WHAT YOU NEED TO DO: Extract every line that includes the string "comments".

★ ★ ★

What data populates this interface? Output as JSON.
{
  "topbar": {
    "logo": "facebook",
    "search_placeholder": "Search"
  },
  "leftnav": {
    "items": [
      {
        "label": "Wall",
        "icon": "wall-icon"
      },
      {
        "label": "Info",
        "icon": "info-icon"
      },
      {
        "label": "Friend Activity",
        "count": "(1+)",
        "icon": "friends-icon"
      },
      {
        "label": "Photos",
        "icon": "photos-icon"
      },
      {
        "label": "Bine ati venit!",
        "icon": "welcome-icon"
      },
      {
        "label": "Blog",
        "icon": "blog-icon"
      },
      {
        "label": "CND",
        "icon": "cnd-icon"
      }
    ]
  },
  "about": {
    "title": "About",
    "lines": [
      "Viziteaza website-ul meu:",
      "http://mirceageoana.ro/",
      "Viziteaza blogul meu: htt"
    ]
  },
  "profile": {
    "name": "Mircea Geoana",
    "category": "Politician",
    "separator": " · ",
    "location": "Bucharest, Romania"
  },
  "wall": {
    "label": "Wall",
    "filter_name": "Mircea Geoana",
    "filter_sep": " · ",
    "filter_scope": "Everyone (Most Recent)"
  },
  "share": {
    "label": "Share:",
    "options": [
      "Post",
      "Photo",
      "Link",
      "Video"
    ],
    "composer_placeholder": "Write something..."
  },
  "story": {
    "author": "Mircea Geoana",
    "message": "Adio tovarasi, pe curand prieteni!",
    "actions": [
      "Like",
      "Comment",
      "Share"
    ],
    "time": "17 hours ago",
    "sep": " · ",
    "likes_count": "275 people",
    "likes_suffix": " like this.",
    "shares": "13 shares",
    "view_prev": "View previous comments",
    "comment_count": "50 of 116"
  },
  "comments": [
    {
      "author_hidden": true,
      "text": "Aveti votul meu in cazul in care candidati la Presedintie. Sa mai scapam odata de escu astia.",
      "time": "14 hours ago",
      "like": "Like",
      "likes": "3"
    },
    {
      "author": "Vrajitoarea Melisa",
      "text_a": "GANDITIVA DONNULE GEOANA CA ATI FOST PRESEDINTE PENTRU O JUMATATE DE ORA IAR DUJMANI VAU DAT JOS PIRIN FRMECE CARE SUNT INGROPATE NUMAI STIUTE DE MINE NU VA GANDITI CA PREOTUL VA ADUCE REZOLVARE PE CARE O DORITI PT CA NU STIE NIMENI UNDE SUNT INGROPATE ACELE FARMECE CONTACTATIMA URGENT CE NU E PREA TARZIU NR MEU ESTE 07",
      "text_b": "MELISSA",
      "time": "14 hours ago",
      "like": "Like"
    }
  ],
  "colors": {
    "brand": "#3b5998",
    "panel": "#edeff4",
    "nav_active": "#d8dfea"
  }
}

★ ★ ★

COMPLETE OUTPUT:
    "view_prev": "View previous comments",
  "comments": [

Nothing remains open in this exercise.